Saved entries
## START

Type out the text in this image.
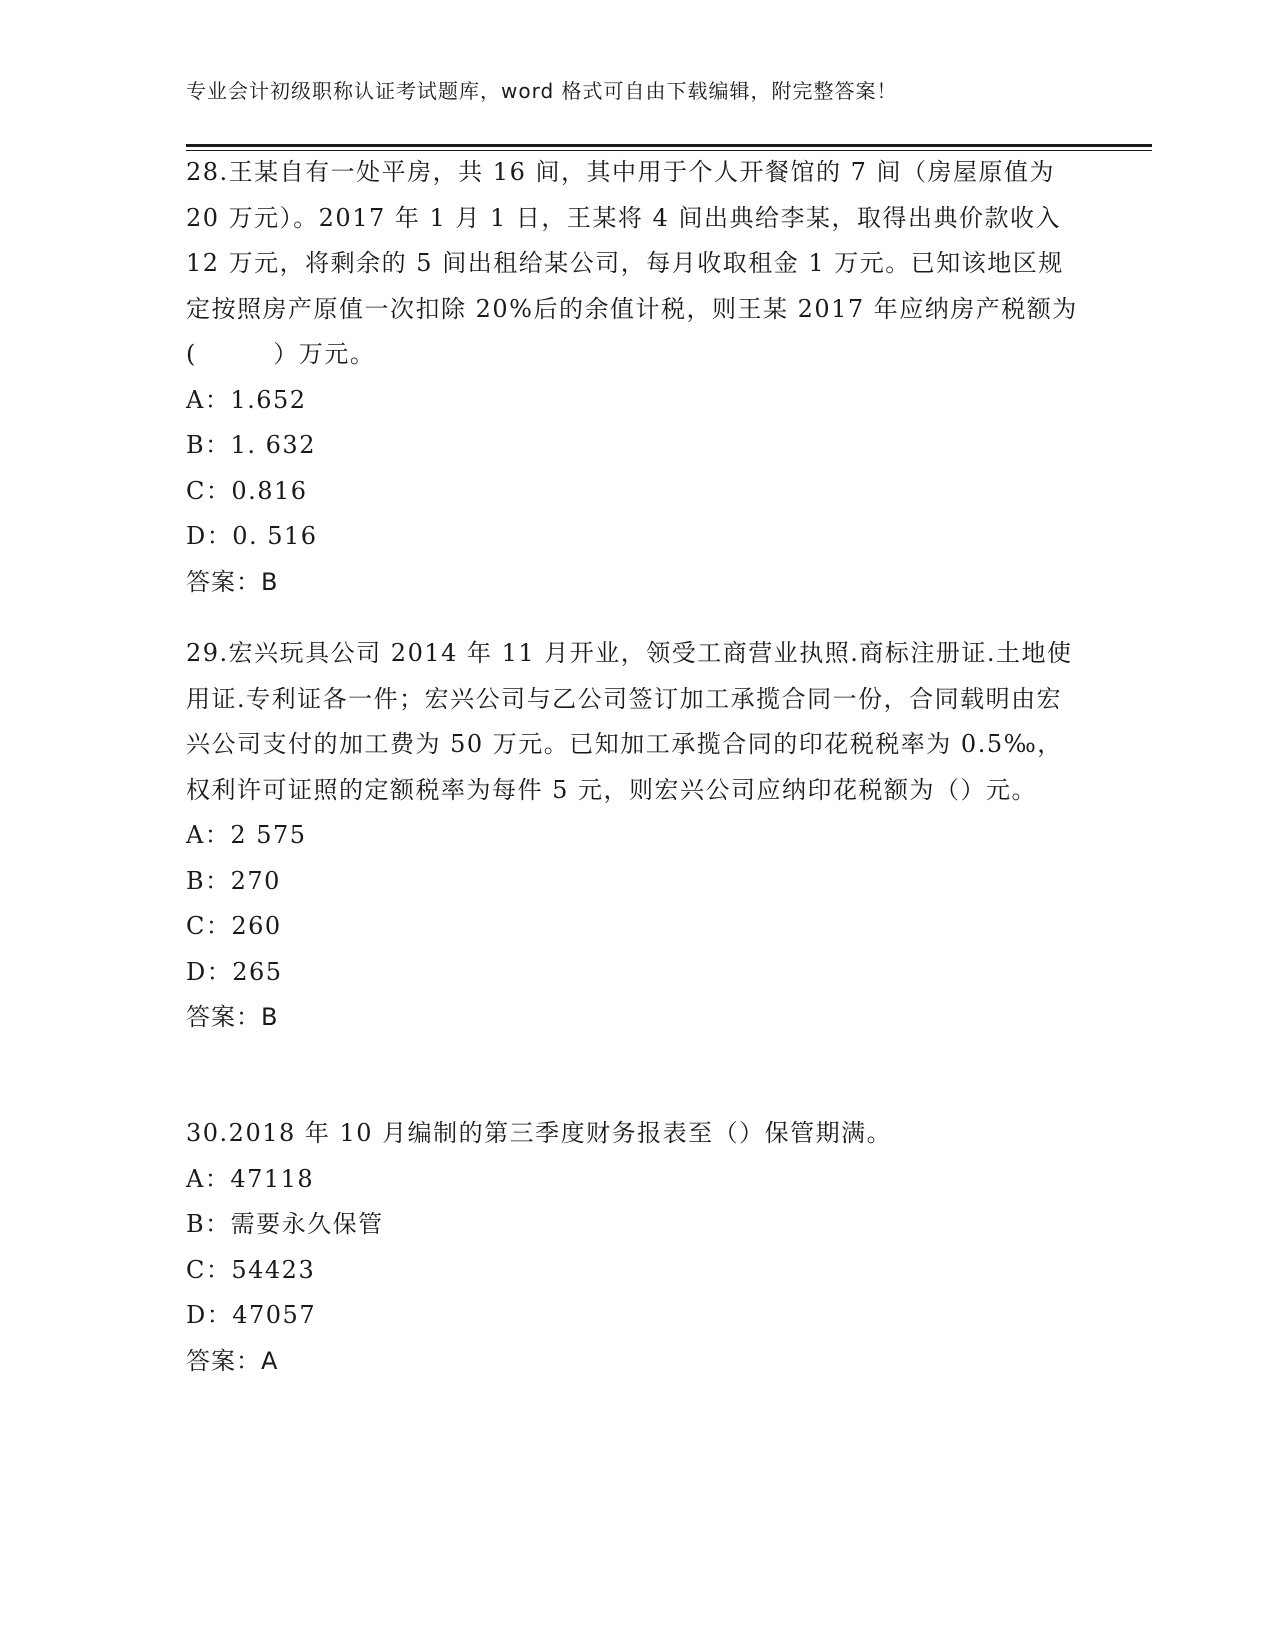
专业会计初级职称认证考试题库，word 格式可自由下载编辑，附完整答案！

28.王某自有一处平房，共 16 间，其中用于个人开餐馆的 7 间（房屋原值为 20 万元）。2017 年 1 月 1 日，王某将 4 间出典给李某，取得出典价款收入 12 万元，将剩余的 5 间出租给某公司，每月收取租金 1 万元。已知该地区规定按照房产原值一次扣除 20%后的余值计税，则王某 2017 年应纳房产税额为(　　　）万元。

A：1.652

B：1. 632

C：0.816

D：0. 516

答案：B

29.宏兴玩具公司 2014 年 11 月开业，领受工商营业执照.商标注册证.土地使用证.专利证各一件；宏兴公司与乙公司签订加工承揽合同一份，合同载明由宏兴公司支付的加工费为 50 万元。已知加工承揽合同的印花税税率为 0.5‰，权利许可证照的定额税率为每件 5 元，则宏兴公司应纳印花税额为（）元。

A：2 575

B：270

C：260

D：265

答案：B

30.2018 年 10 月编制的第三季度财务报表至（）保管期满。

A：47118

B：需要永久保管

C：54423

D：47057

答案：A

## END

Every record above should be written out again exactly; the pictures stay out of the copy.

» THE SOLUTION:
Type out the text in this image.
专业会计初级职称认证考试题库，word 格式可自由下载编辑，附完整答案！

28.王某自有一处平房，共 16 间，其中用于个人开餐馆的 7 间（房屋原值为 20 万元）。2017 年 1 月 1 日，王某将 4 间出典给李某，取得出典价款收入 12 万元，将剩余的 5 间出租给某公司，每月收取租金 1 万元。已知该地区规定按照房产原值一次扣除 20%后的余值计税，则王某 2017 年应纳房产税额为(　　　）万元。

A：1.652

B：1. 632

C：0.816

D：0. 516

答案：B

29.宏兴玩具公司 2014 年 11 月开业，领受工商营业执照.商标注册证.土地使用证.专利证各一件；宏兴公司与乙公司签订加工承揽合同一份，合同载明由宏兴公司支付的加工费为 50 万元。已知加工承揽合同的印花税税率为 0.5‰，权利许可证照的定额税率为每件 5 元，则宏兴公司应纳印花税额为（）元。

A：2 575

B：270

C：260

D：265

答案：B

30.2018 年 10 月编制的第三季度财务报表至（）保管期满。

A：47118

B：需要永久保管

C：54423

D：47057

答案：A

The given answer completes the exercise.